Data:
****

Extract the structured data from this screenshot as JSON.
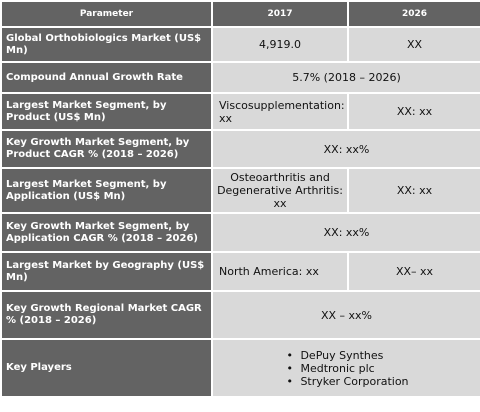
{
  "header": {
    "parameter": "Parameter",
    "y2017": "2017",
    "y2026": "2026"
  },
  "rows": [
    {
      "param": "Global Orthobiologics Market (US$ Mn)",
      "v2017": "4,919.0",
      "v2026": "XX"
    },
    {
      "param": "Compound Annual Growth Rate",
      "span": "5.7% (2018 – 2026)"
    },
    {
      "param": "Largest Market Segment, by Product (US$ Mn)",
      "v2017": "Viscosupplementation: xx",
      "v2026": "XX: xx"
    },
    {
      "param": "Key Growth Market Segment, by Product CAGR % (2018 – 2026)",
      "span": "XX: xx%"
    },
    {
      "param": "Largest Market Segment, by Application (US$ Mn)",
      "v2017": "Osteoarthritis and Degenerative Arthritis: xx",
      "v2026": "XX: xx"
    },
    {
      "param": "Key Growth Market Segment, by Application CAGR % (2018 – 2026)",
      "span": "XX: xx%"
    },
    {
      "param": "Largest Market by Geography (US$ Mn)",
      "v2017": "North America: xx",
      "v2026": "XX– xx"
    },
    {
      "param": "Key Growth Regional Market CAGR % (2018 – 2026)",
      "span": "XX – xx%"
    },
    {
      "param": "Key Players",
      "players": [
        "DePuy Synthes",
        "Medtronic plc",
        "Stryker Corporation"
      ]
    }
  ]
}
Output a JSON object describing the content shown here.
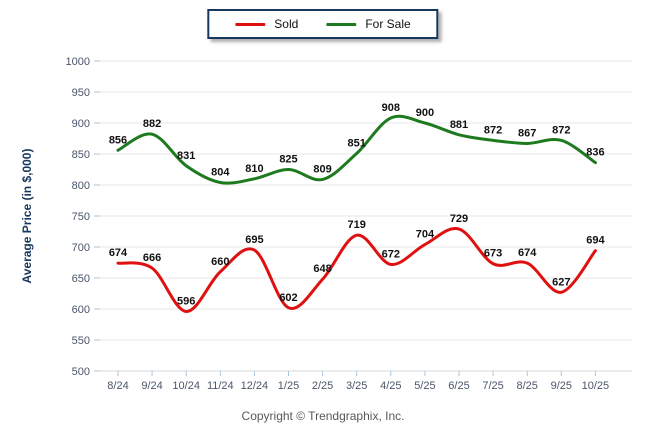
{
  "chart_data": {
    "type": "line",
    "title": "",
    "ylabel": "Average Price (in $,000)",
    "xlabel": "",
    "ylim": [
      500,
      1000
    ],
    "ytick_step": 50,
    "grid": true,
    "legend_position": "top-center",
    "categories": [
      "8/24",
      "9/24",
      "10/24",
      "11/24",
      "12/24",
      "1/25",
      "2/25",
      "3/25",
      "4/25",
      "5/25",
      "6/25",
      "7/25",
      "8/25",
      "9/25",
      "10/25"
    ],
    "series": [
      {
        "name": "Sold",
        "color": "#e01010",
        "values": [
          674,
          666,
          596,
          660,
          695,
          602,
          648,
          719,
          672,
          704,
          729,
          673,
          674,
          627,
          694
        ]
      },
      {
        "name": "For Sale",
        "color": "#1e7a1e",
        "values": [
          856,
          882,
          831,
          804,
          810,
          825,
          809,
          851,
          908,
          900,
          881,
          872,
          867,
          872,
          836
        ]
      }
    ]
  },
  "footer": {
    "text": "Copyright © Trendgraphix, Inc."
  },
  "style": {
    "grid_color": "#e7e7e7",
    "axis_line_color": "#d9d9d9",
    "tick_color": "#a9c6e0",
    "axis_text_color": "#4a566b",
    "label_color": "#111111",
    "legend_border": "#17375e"
  }
}
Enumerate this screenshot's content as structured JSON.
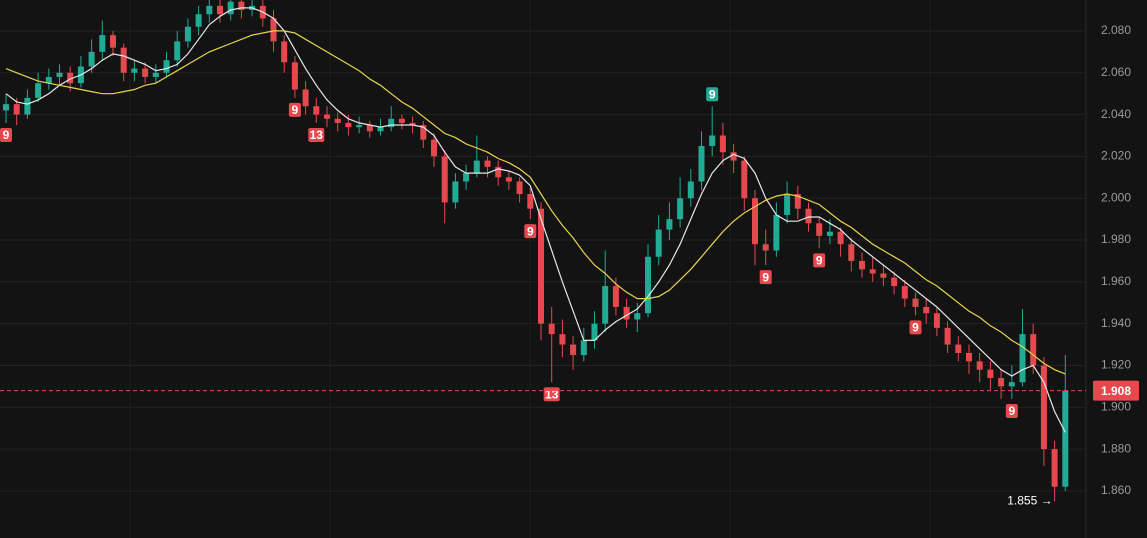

****

Task instructions:
Across the data, tally the lines containing "screenshot" and give back the number alone.

Response to this task:
2